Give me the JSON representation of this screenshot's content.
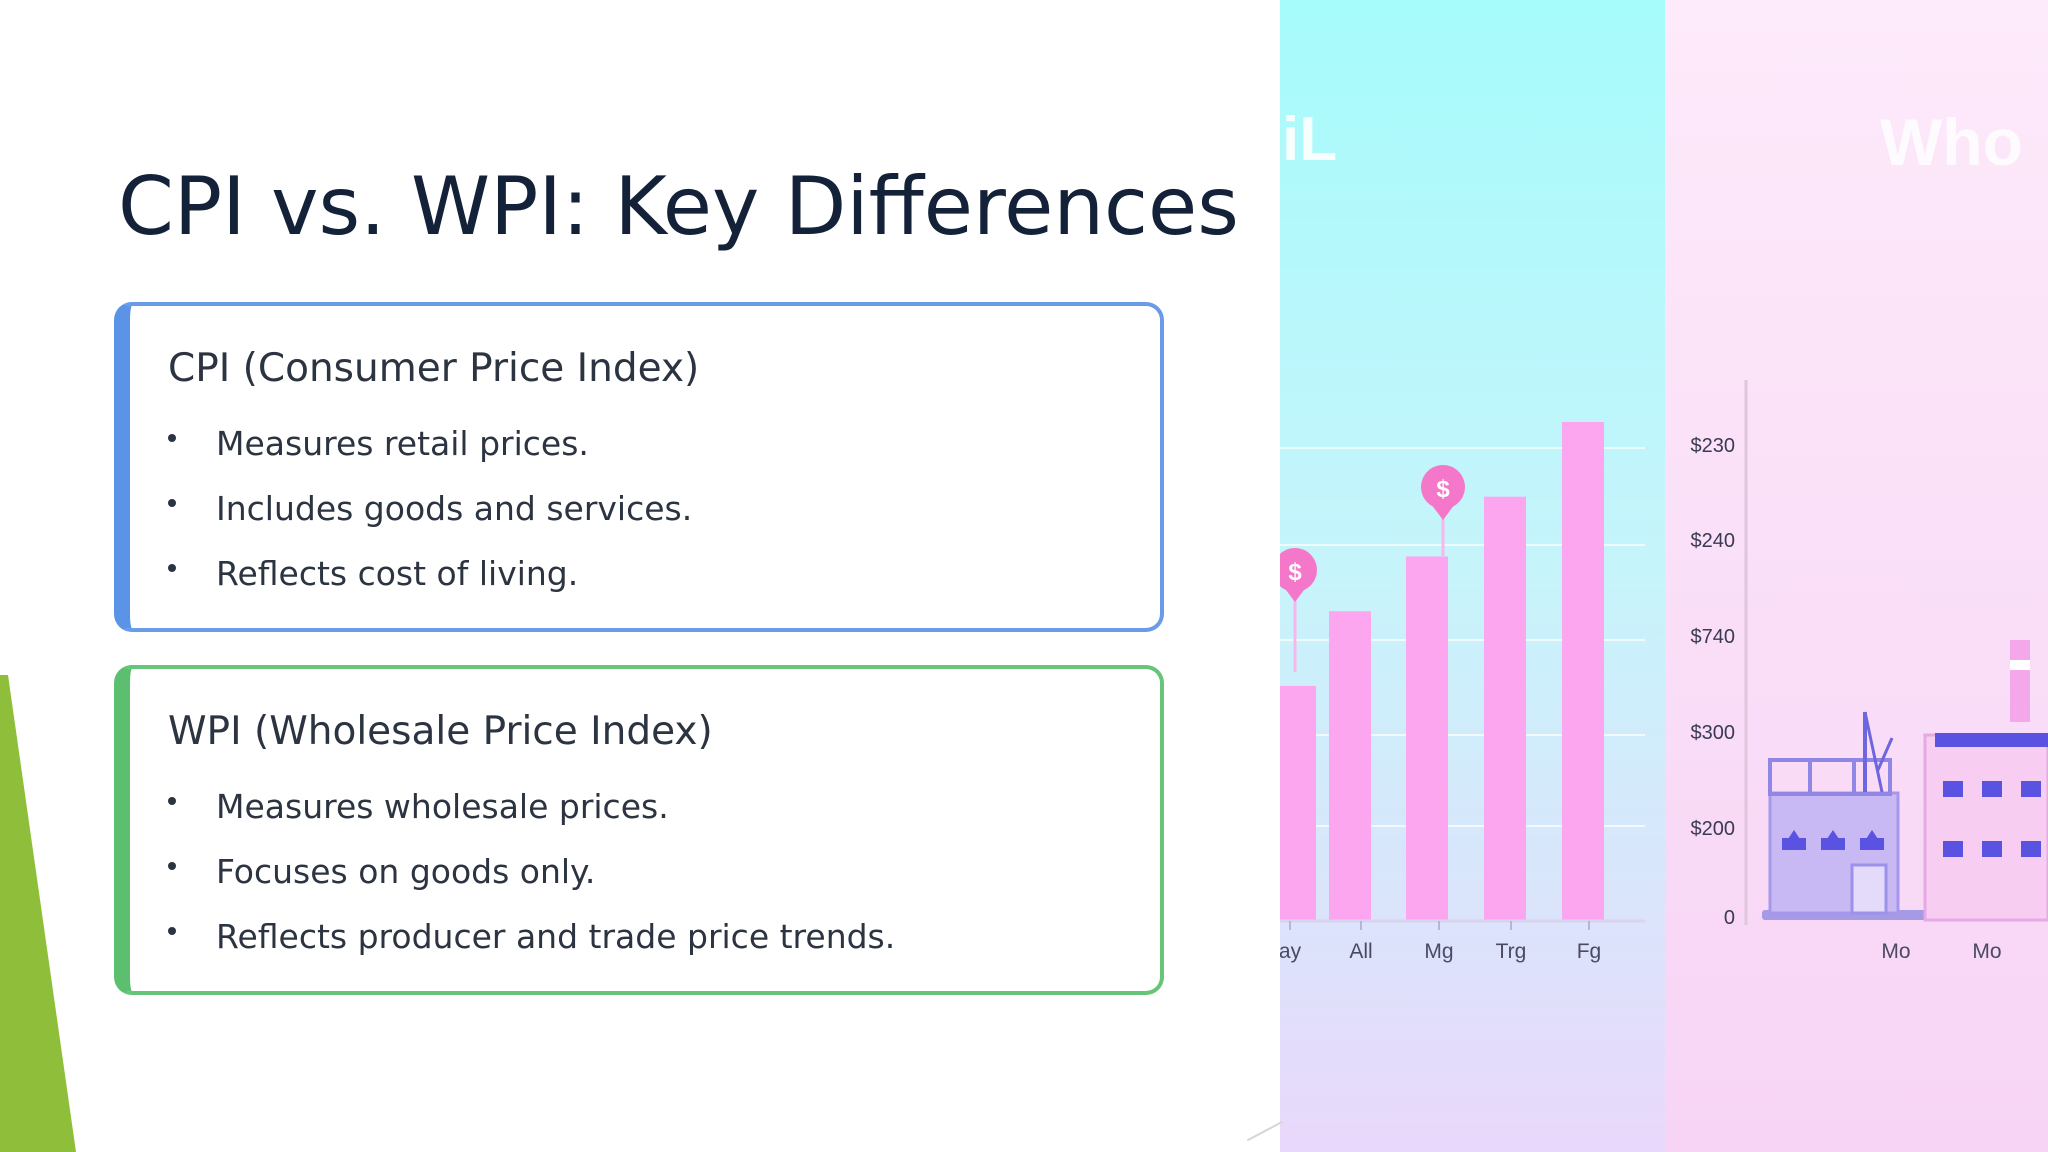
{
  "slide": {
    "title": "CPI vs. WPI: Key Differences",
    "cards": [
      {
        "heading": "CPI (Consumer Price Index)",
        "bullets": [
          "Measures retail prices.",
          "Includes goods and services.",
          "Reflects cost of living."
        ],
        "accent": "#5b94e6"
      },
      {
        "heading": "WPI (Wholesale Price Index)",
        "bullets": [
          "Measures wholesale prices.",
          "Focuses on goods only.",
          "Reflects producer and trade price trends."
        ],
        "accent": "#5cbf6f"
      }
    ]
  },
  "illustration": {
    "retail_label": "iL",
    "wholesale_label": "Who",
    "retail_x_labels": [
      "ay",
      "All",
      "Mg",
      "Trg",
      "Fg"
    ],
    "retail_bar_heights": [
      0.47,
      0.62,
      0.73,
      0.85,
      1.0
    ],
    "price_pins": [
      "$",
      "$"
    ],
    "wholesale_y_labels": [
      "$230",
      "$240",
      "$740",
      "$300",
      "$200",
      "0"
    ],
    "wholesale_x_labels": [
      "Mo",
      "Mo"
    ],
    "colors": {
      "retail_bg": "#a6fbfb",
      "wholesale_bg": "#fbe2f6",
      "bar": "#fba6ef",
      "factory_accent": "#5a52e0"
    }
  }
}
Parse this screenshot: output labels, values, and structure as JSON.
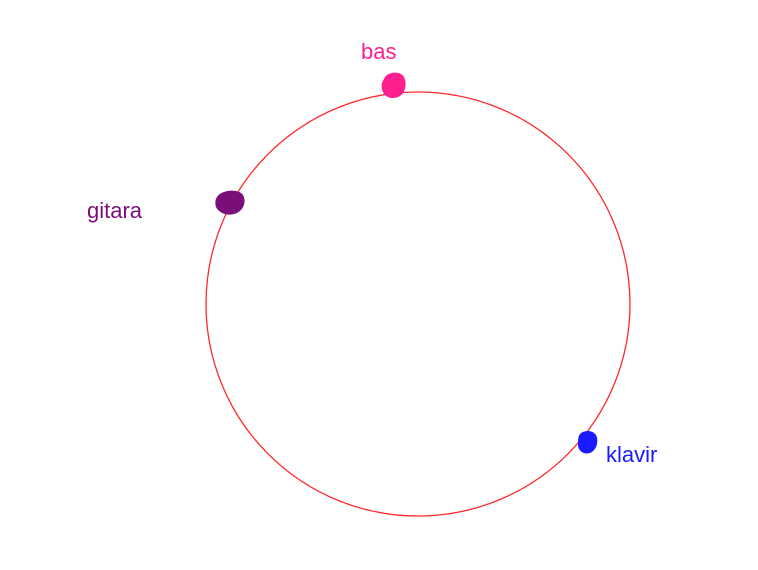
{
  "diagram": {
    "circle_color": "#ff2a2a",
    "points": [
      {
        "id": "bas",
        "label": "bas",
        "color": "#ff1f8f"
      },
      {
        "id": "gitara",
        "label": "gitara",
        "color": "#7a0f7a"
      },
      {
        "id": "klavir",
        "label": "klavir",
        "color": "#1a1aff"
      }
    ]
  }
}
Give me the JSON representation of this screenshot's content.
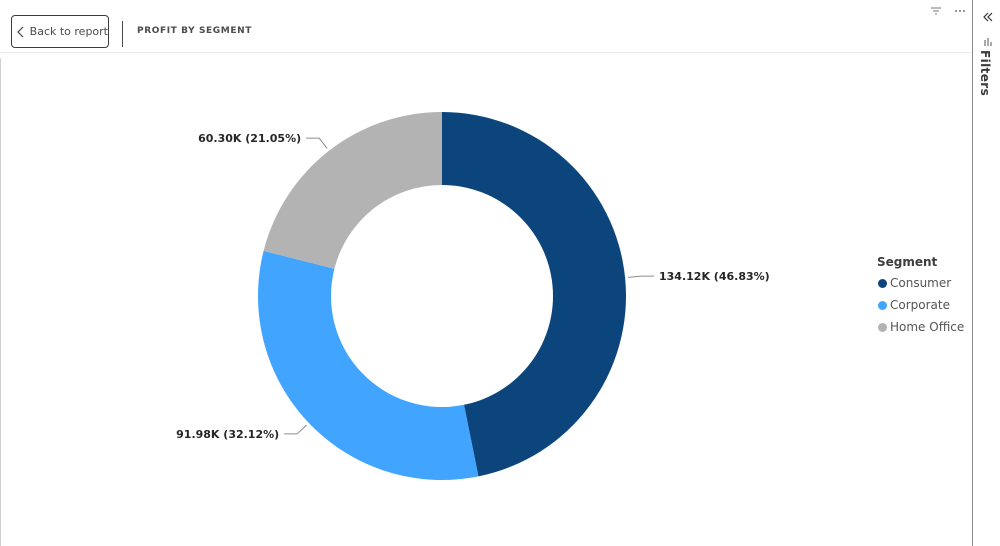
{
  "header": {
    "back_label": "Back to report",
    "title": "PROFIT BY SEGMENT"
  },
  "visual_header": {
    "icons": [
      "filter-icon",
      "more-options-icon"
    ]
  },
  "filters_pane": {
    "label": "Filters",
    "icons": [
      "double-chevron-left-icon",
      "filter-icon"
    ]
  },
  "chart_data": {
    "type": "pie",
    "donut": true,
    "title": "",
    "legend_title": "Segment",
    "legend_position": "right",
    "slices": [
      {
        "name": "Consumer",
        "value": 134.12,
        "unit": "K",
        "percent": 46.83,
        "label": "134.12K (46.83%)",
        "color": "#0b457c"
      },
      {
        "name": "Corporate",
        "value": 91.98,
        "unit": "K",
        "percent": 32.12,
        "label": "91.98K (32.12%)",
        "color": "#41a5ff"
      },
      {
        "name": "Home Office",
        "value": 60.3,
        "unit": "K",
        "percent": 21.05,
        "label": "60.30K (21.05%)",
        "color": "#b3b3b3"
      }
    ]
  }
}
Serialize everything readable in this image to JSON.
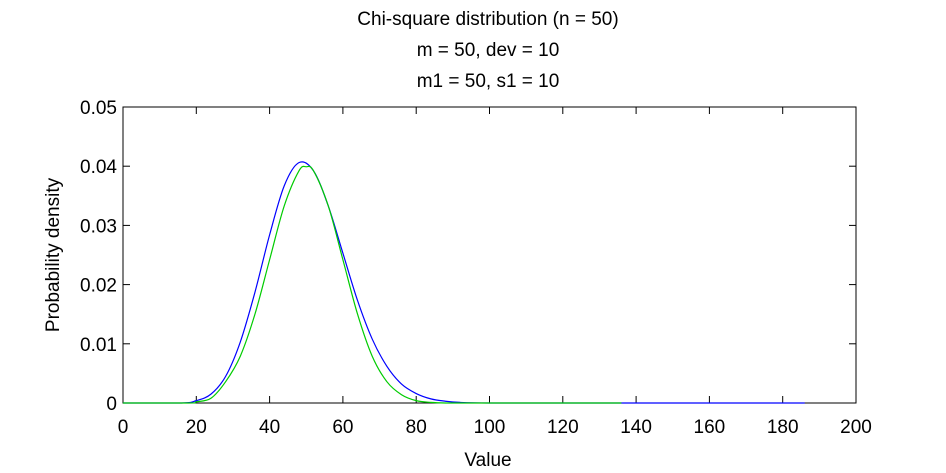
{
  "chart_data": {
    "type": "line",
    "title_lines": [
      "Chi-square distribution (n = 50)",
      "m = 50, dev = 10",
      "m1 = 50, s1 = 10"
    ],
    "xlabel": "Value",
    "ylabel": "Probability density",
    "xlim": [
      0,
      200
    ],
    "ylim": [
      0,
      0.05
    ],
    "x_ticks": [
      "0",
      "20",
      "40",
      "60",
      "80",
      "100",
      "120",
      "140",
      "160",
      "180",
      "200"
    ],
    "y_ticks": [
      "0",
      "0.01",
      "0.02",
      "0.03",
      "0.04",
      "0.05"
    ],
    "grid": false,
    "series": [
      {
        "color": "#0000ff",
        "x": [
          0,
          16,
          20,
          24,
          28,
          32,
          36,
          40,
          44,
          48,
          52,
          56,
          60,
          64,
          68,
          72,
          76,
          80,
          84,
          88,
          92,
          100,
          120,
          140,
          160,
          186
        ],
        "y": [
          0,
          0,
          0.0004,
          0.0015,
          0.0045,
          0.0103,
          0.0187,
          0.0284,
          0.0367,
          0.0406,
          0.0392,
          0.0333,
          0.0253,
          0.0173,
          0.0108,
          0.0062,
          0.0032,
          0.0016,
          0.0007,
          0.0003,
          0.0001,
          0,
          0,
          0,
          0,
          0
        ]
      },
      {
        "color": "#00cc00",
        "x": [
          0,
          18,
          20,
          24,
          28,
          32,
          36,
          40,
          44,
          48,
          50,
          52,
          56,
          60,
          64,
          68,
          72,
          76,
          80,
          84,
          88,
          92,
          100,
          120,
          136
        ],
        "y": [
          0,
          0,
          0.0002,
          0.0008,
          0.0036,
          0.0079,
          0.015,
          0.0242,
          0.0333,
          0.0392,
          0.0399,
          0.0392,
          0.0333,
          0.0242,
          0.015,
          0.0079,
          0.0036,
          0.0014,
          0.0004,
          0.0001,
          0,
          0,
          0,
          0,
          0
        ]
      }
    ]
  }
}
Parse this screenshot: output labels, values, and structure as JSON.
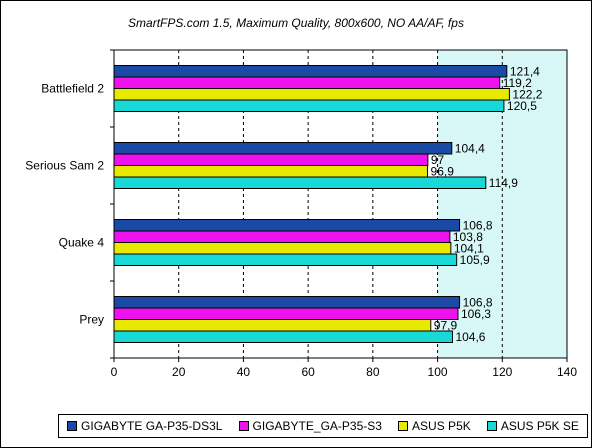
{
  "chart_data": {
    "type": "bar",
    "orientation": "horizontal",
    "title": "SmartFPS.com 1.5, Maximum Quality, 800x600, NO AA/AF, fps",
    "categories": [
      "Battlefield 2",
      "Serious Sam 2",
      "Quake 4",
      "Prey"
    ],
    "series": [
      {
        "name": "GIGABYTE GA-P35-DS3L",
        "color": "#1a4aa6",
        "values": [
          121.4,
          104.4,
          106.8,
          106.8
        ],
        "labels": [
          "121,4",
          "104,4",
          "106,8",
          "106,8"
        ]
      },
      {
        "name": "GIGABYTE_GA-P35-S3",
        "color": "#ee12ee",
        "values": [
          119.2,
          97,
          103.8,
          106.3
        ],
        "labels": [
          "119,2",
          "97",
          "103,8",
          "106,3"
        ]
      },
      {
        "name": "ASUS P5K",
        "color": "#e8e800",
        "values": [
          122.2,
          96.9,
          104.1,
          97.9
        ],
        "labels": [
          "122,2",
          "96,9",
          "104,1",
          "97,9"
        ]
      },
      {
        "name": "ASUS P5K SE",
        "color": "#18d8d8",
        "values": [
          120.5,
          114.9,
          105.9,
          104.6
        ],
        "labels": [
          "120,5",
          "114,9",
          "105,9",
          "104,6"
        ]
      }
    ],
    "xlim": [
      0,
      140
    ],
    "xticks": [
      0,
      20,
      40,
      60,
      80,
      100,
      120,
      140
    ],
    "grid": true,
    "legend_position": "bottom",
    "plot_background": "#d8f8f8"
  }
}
┄┄┄┄┄┄┄┄┄┄
#### REQUEST:
Quote each line of the listing exactly, but leave the pictures out.

#### SOLUTION TO THE EXERCISE:
Give me the JSON representation of this screenshot's content.
{
  "slide": {
    "title": "CPI vs. WPI: Key Differences",
    "cards": [
      {
        "heading": "CPI (Consumer Price Index)",
        "bullets": [
          "Measures retail prices.",
          "Includes goods and services.",
          "Reflects cost of living."
        ],
        "accent": "#5b94e6"
      },
      {
        "heading": "WPI (Wholesale Price Index)",
        "bullets": [
          "Measures wholesale prices.",
          "Focuses on goods only.",
          "Reflects producer and trade price trends."
        ],
        "accent": "#5cbf6f"
      }
    ]
  },
  "illustration": {
    "retail_label": "iL",
    "wholesale_label": "Who",
    "retail_x_labels": [
      "ay",
      "All",
      "Mg",
      "Trg",
      "Fg"
    ],
    "retail_bar_heights": [
      0.47,
      0.62,
      0.73,
      0.85,
      1.0
    ],
    "price_pins": [
      "$",
      "$"
    ],
    "wholesale_y_labels": [
      "$230",
      "$240",
      "$740",
      "$300",
      "$200",
      "0"
    ],
    "wholesale_x_labels": [
      "Mo",
      "Mo"
    ],
    "colors": {
      "retail_bg": "#a6fbfb",
      "wholesale_bg": "#fbe2f6",
      "bar": "#fba6ef",
      "factory_accent": "#5a52e0"
    }
  }
}
Parse this screenshot: output labels, values, and structure as JSON.
{
  "diagram": {
    "circle_color": "#ff2a2a",
    "points": [
      {
        "id": "bas",
        "label": "bas",
        "color": "#ff1f8f"
      },
      {
        "id": "gitara",
        "label": "gitara",
        "color": "#7a0f7a"
      },
      {
        "id": "klavir",
        "label": "klavir",
        "color": "#1a1aff"
      }
    ]
  }
}
Give me the JSON representation of this screenshot's content.
{
  "header": {
    "back_label": "Back to report",
    "title": "PROFIT BY SEGMENT"
  },
  "visual_header": {
    "icons": [
      "filter-icon",
      "more-options-icon"
    ]
  },
  "filters_pane": {
    "label": "Filters",
    "icons": [
      "double-chevron-left-icon",
      "filter-icon"
    ]
  },
  "chart_data": {
    "type": "pie",
    "donut": true,
    "title": "",
    "legend_title": "Segment",
    "legend_position": "right",
    "slices": [
      {
        "name": "Consumer",
        "value": 134.12,
        "unit": "K",
        "percent": 46.83,
        "label": "134.12K (46.83%)",
        "color": "#0b457c"
      },
      {
        "name": "Corporate",
        "value": 91.98,
        "unit": "K",
        "percent": 32.12,
        "label": "91.98K (32.12%)",
        "color": "#41a5ff"
      },
      {
        "name": "Home Office",
        "value": 60.3,
        "unit": "K",
        "percent": 21.05,
        "label": "60.30K (21.05%)",
        "color": "#b3b3b3"
      }
    ]
  }
}
Serialize everything readable in this image to JSON.
{
  "chart_data": {
    "type": "line",
    "title_lines": [
      "Chi-square distribution (n = 50)",
      "m = 50, dev = 10",
      "m1 = 50, s1 = 10"
    ],
    "xlabel": "Value",
    "ylabel": "Probability density",
    "xlim": [
      0,
      200
    ],
    "ylim": [
      0,
      0.05
    ],
    "x_ticks": [
      "0",
      "20",
      "40",
      "60",
      "80",
      "100",
      "120",
      "140",
      "160",
      "180",
      "200"
    ],
    "y_ticks": [
      "0",
      "0.01",
      "0.02",
      "0.03",
      "0.04",
      "0.05"
    ],
    "grid": false,
    "series": [
      {
        "color": "#0000ff",
        "x": [
          0,
          16,
          20,
          24,
          28,
          32,
          36,
          40,
          44,
          48,
          52,
          56,
          60,
          64,
          68,
          72,
          76,
          80,
          84,
          88,
          92,
          100,
          120,
          140,
          160,
          186
        ],
        "y": [
          0,
          0,
          0.0004,
          0.0015,
          0.0045,
          0.0103,
          0.0187,
          0.0284,
          0.0367,
          0.0406,
          0.0392,
          0.0333,
          0.0253,
          0.0173,
          0.0108,
          0.0062,
          0.0032,
          0.0016,
          0.0007,
          0.0003,
          0.0001,
          0,
          0,
          0,
          0,
          0
        ]
      },
      {
        "color": "#00cc00",
        "x": [
          0,
          18,
          20,
          24,
          28,
          32,
          36,
          40,
          44,
          48,
          50,
          52,
          56,
          60,
          64,
          68,
          72,
          76,
          80,
          84,
          88,
          92,
          100,
          120,
          136
        ],
        "y": [
          0,
          0,
          0.0002,
          0.0008,
          0.0036,
          0.0079,
          0.015,
          0.0242,
          0.0333,
          0.0392,
          0.0399,
          0.0392,
          0.0333,
          0.0242,
          0.015,
          0.0079,
          0.0036,
          0.0014,
          0.0004,
          0.0001,
          0,
          0,
          0,
          0,
          0
        ]
      }
    ]
  }
}
Parse this screenshot: output labels, values, and structure as JSON.
{
  "chart_data": {
    "type": "bar",
    "orientation": "horizontal",
    "title": "SmartFPS.com 1.5, Maximum Quality, 800x600, NO AA/AF, fps",
    "categories": [
      "Battlefield 2",
      "Serious Sam 2",
      "Quake 4",
      "Prey"
    ],
    "series": [
      {
        "name": "GIGABYTE GA-P35-DS3L",
        "color": "#1a4aa6",
        "values": [
          121.4,
          104.4,
          106.8,
          106.8
        ],
        "labels": [
          "121,4",
          "104,4",
          "106,8",
          "106,8"
        ]
      },
      {
        "name": "GIGABYTE_GA-P35-S3",
        "color": "#ee12ee",
        "values": [
          119.2,
          97,
          103.8,
          106.3
        ],
        "labels": [
          "119,2",
          "97",
          "103,8",
          "106,3"
        ]
      },
      {
        "name": "ASUS P5K",
        "color": "#e8e800",
        "values": [
          122.2,
          96.9,
          104.1,
          97.9
        ],
        "labels": [
          "122,2",
          "96,9",
          "104,1",
          "97,9"
        ]
      },
      {
        "name": "ASUS P5K SE",
        "color": "#18d8d8",
        "values": [
          120.5,
          114.9,
          105.9,
          104.6
        ],
        "labels": [
          "120,5",
          "114,9",
          "105,9",
          "104,6"
        ]
      }
    ],
    "xlim": [
      0,
      140
    ],
    "xticks": [
      0,
      20,
      40,
      60,
      80,
      100,
      120,
      140
    ],
    "grid": true,
    "legend_position": "bottom",
    "plot_background": "#d8f8f8"
  }
}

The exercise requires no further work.